[START GIVEN RECORDS]

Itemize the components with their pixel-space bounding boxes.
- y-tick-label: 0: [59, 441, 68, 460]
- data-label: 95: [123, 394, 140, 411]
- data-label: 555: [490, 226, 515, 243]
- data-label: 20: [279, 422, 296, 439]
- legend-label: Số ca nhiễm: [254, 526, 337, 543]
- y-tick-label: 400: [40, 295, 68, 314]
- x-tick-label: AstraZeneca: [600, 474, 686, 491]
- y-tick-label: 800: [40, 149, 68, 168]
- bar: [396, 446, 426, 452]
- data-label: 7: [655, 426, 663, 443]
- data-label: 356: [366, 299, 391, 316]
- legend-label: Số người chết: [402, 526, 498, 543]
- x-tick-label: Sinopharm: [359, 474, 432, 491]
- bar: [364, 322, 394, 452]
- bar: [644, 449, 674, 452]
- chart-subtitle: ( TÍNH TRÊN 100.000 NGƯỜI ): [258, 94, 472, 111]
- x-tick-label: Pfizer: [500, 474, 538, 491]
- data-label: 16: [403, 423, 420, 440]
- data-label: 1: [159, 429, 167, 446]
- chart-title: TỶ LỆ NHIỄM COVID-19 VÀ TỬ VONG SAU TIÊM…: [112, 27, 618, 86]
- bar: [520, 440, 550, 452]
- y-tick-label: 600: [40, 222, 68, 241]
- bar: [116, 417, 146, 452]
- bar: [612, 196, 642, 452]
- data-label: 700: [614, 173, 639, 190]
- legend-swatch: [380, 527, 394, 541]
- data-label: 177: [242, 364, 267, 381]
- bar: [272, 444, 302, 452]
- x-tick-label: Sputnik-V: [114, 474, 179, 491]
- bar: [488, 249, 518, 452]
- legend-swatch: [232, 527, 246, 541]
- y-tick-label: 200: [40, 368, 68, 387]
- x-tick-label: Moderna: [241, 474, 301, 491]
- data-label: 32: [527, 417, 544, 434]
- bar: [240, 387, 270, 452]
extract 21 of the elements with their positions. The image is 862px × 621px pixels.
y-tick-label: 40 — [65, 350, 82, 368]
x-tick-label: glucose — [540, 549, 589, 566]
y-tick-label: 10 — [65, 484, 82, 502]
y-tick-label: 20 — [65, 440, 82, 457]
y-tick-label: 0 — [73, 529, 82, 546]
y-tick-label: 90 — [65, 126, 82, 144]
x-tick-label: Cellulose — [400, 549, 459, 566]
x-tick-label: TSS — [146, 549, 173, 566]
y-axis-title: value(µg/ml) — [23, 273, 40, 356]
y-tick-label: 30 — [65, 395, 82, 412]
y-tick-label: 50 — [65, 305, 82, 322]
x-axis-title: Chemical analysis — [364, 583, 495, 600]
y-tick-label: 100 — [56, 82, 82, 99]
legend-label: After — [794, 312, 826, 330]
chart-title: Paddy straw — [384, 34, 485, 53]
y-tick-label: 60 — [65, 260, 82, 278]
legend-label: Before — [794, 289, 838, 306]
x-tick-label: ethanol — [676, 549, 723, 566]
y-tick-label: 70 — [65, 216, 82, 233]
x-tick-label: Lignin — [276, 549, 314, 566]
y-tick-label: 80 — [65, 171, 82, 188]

[END GIVEN RECORDS]
[START GIVEN RECORDS]

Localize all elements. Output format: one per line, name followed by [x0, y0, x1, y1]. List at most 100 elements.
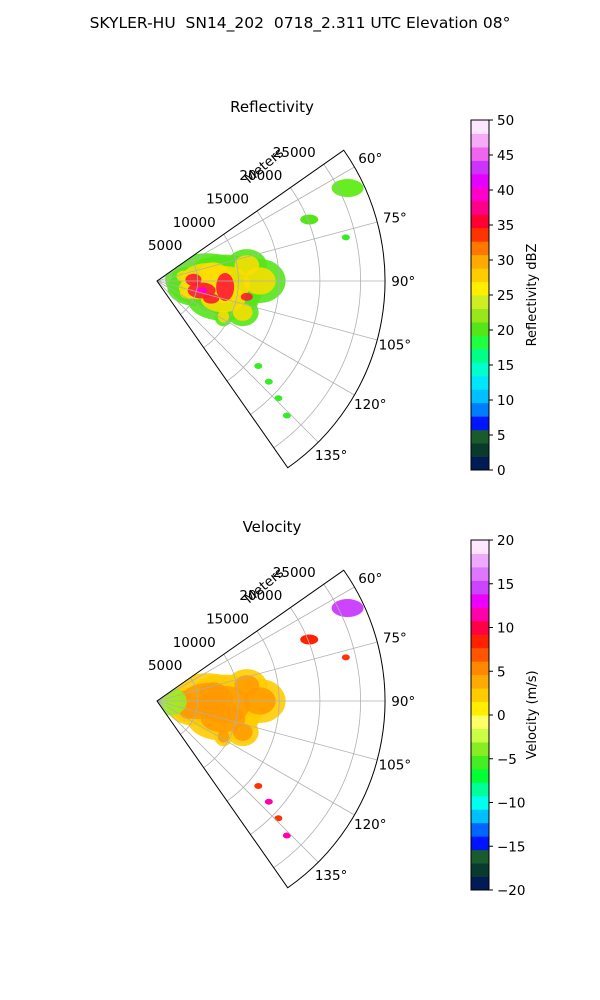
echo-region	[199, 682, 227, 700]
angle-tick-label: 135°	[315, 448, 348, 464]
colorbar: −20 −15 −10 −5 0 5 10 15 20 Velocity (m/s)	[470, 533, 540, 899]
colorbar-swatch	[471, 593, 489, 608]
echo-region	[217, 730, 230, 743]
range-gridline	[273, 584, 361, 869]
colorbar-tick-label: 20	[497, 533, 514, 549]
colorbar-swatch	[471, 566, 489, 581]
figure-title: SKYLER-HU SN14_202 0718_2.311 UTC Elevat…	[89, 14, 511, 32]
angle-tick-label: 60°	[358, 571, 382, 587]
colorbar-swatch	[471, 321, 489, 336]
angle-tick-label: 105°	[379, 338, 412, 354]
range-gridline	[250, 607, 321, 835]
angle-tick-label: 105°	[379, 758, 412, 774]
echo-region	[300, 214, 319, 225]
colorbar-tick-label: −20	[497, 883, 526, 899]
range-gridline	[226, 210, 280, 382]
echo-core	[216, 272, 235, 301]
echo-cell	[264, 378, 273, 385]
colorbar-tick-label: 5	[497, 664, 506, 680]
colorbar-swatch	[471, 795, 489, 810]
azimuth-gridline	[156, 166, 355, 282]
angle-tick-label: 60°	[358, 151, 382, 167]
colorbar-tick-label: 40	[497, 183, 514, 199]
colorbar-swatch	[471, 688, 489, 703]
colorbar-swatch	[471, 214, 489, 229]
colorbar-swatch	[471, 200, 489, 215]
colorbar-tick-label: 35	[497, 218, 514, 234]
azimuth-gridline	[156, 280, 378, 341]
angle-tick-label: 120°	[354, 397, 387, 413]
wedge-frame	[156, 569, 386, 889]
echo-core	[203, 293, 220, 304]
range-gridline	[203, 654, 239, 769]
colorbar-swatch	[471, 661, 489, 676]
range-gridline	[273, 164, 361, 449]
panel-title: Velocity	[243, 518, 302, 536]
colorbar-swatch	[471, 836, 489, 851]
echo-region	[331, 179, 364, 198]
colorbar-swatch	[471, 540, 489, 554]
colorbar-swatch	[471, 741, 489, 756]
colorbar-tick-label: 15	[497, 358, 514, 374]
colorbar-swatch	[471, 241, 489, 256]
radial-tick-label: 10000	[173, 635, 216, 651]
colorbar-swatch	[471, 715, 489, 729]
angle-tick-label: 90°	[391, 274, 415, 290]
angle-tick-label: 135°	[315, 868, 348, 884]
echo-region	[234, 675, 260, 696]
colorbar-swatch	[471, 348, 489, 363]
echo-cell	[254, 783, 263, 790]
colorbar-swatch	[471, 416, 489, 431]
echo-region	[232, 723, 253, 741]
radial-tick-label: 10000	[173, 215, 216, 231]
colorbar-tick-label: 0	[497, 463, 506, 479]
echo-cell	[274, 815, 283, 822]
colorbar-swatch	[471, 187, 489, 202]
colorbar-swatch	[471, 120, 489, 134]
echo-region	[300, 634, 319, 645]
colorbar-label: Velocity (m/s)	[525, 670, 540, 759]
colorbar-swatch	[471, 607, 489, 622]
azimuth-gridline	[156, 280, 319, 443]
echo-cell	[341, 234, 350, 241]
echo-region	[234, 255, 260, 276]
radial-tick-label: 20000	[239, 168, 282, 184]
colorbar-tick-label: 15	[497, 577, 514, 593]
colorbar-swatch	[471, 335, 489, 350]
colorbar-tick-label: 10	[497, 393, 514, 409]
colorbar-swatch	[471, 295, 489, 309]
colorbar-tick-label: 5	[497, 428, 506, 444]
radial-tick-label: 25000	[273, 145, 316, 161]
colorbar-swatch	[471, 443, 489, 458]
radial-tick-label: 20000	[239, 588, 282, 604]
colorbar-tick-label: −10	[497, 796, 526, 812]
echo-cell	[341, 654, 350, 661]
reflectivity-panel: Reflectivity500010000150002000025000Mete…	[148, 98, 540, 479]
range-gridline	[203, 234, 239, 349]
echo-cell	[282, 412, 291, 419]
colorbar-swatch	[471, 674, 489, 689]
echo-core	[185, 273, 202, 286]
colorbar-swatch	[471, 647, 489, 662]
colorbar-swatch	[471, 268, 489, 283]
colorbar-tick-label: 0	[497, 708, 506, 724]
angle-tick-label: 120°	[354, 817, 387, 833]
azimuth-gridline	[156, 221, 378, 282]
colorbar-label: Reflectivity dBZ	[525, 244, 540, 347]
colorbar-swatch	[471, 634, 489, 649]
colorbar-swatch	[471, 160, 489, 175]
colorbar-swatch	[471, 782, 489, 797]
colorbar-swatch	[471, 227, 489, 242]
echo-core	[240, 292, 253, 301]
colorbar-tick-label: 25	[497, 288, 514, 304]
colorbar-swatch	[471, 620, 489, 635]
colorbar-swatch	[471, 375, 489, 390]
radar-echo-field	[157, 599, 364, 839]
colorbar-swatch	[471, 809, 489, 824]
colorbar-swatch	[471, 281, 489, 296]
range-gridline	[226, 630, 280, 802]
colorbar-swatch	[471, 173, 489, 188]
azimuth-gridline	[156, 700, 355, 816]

[END GIVEN RECORDS]

• AIM
Give back the lines starting at the one that contains "682, 227, 700]" and ending at the one that contains "215, 216, 231]", with "echo-region" changed to "echo-area" and nothing else altered.

• RESULT
echo-area	[199, 682, 227, 700]
angle-tick-label: 135°	[315, 448, 348, 464]
colorbar: −20 −15 −10 −5 0 5 10 15 20 Velocity (m/s)	[470, 533, 540, 899]
colorbar-swatch	[471, 593, 489, 608]
echo-area	[217, 730, 230, 743]
range-gridline	[273, 584, 361, 869]
colorbar-tick-label: 20	[497, 533, 514, 549]
colorbar-swatch	[471, 566, 489, 581]
figure-title: SKYLER-HU SN14_202 0718_2.311 UTC Elevat…	[89, 14, 511, 32]
angle-tick-label: 60°	[358, 571, 382, 587]
colorbar-swatch	[471, 321, 489, 336]
angle-tick-label: 105°	[379, 338, 412, 354]
range-gridline	[250, 607, 321, 835]
angle-tick-label: 105°	[379, 758, 412, 774]
echo-area	[300, 214, 319, 225]
colorbar-tick-label: −20	[497, 883, 526, 899]
range-gridline	[226, 210, 280, 382]
echo-core	[216, 272, 235, 301]
echo-cell	[264, 378, 273, 385]
colorbar-tick-label: 5	[497, 664, 506, 680]
colorbar-swatch	[471, 795, 489, 810]
azimuth-gridline	[156, 166, 355, 282]
angle-tick-label: 60°	[358, 151, 382, 167]
colorbar-tick-label: 40	[497, 183, 514, 199]
colorbar-swatch	[471, 688, 489, 703]
colorbar-swatch	[471, 214, 489, 229]
colorbar-swatch	[471, 200, 489, 215]
colorbar-tick-label: 35	[497, 218, 514, 234]
azimuth-gridline	[156, 280, 378, 341]
angle-tick-label: 120°	[354, 397, 387, 413]
wedge-frame	[156, 569, 386, 889]
echo-core	[203, 293, 220, 304]
range-gridline	[203, 654, 239, 769]
colorbar-swatch	[471, 661, 489, 676]
range-gridline	[273, 164, 361, 449]
panel-title: Velocity	[243, 518, 302, 536]
colorbar-swatch	[471, 836, 489, 851]
echo-area	[331, 179, 364, 198]
colorbar-swatch	[471, 540, 489, 554]
colorbar-swatch	[471, 741, 489, 756]
colorbar-tick-label: 15	[497, 358, 514, 374]
colorbar-swatch	[471, 241, 489, 256]
radial-tick-label: 10000	[173, 635, 216, 651]
colorbar-swatch	[471, 715, 489, 729]
angle-tick-label: 90°	[391, 274, 415, 290]
angle-tick-label: 135°	[315, 868, 348, 884]
echo-area	[234, 675, 260, 696]
colorbar-swatch	[471, 348, 489, 363]
echo-cell	[254, 783, 263, 790]
colorbar-swatch	[471, 416, 489, 431]
echo-area	[232, 723, 253, 741]
radial-tick-label: 10000	[173, 215, 216, 231]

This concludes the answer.